** Start of Exercise data **
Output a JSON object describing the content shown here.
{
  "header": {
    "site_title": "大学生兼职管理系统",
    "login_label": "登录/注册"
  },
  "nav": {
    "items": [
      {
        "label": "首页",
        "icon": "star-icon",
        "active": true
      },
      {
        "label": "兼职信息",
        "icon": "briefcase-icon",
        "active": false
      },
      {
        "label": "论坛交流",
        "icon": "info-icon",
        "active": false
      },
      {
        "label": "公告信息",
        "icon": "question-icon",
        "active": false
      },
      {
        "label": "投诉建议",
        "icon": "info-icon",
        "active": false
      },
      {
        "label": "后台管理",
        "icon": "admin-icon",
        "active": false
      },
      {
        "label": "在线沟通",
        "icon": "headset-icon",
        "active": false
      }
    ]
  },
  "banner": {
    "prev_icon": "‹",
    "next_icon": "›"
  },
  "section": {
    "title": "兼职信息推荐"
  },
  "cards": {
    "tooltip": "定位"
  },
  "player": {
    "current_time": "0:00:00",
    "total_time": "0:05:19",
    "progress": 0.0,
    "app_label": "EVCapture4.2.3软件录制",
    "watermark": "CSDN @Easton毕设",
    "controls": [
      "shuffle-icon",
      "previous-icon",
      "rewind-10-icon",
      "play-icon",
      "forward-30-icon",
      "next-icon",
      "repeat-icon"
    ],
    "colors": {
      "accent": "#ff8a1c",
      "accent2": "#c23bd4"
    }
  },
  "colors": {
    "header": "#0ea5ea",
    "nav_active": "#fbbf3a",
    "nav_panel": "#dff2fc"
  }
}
** End of Exercise data **
**Exercise description**
Repeat all of the records above exactly as they appear.

**Completed exercise**
Output a JSON object describing the content shown here.
{
  "header": {
    "site_title": "大学生兼职管理系统",
    "login_label": "登录/注册"
  },
  "nav": {
    "items": [
      {
        "label": "首页",
        "icon": "star-icon",
        "active": true
      },
      {
        "label": "兼职信息",
        "icon": "briefcase-icon",
        "active": false
      },
      {
        "label": "论坛交流",
        "icon": "info-icon",
        "active": false
      },
      {
        "label": "公告信息",
        "icon": "question-icon",
        "active": false
      },
      {
        "label": "投诉建议",
        "icon": "info-icon",
        "active": false
      },
      {
        "label": "后台管理",
        "icon": "admin-icon",
        "active": false
      },
      {
        "label": "在线沟通",
        "icon": "headset-icon",
        "active": false
      }
    ]
  },
  "banner": {
    "prev_icon": "‹",
    "next_icon": "›"
  },
  "section": {
    "title": "兼职信息推荐"
  },
  "cards": {
    "tooltip": "定位"
  },
  "player": {
    "current_time": "0:00:00",
    "total_time": "0:05:19",
    "progress": 0.0,
    "app_label": "EVCapture4.2.3软件录制",
    "watermark": "CSDN @Easton毕设",
    "controls": [
      "shuffle-icon",
      "previous-icon",
      "rewind-10-icon",
      "play-icon",
      "forward-30-icon",
      "next-icon",
      "repeat-icon"
    ],
    "colors": {
      "accent": "#ff8a1c",
      "accent2": "#c23bd4"
    }
  },
  "colors": {
    "header": "#0ea5ea",
    "nav_active": "#fbbf3a",
    "nav_panel": "#dff2fc"
  }
}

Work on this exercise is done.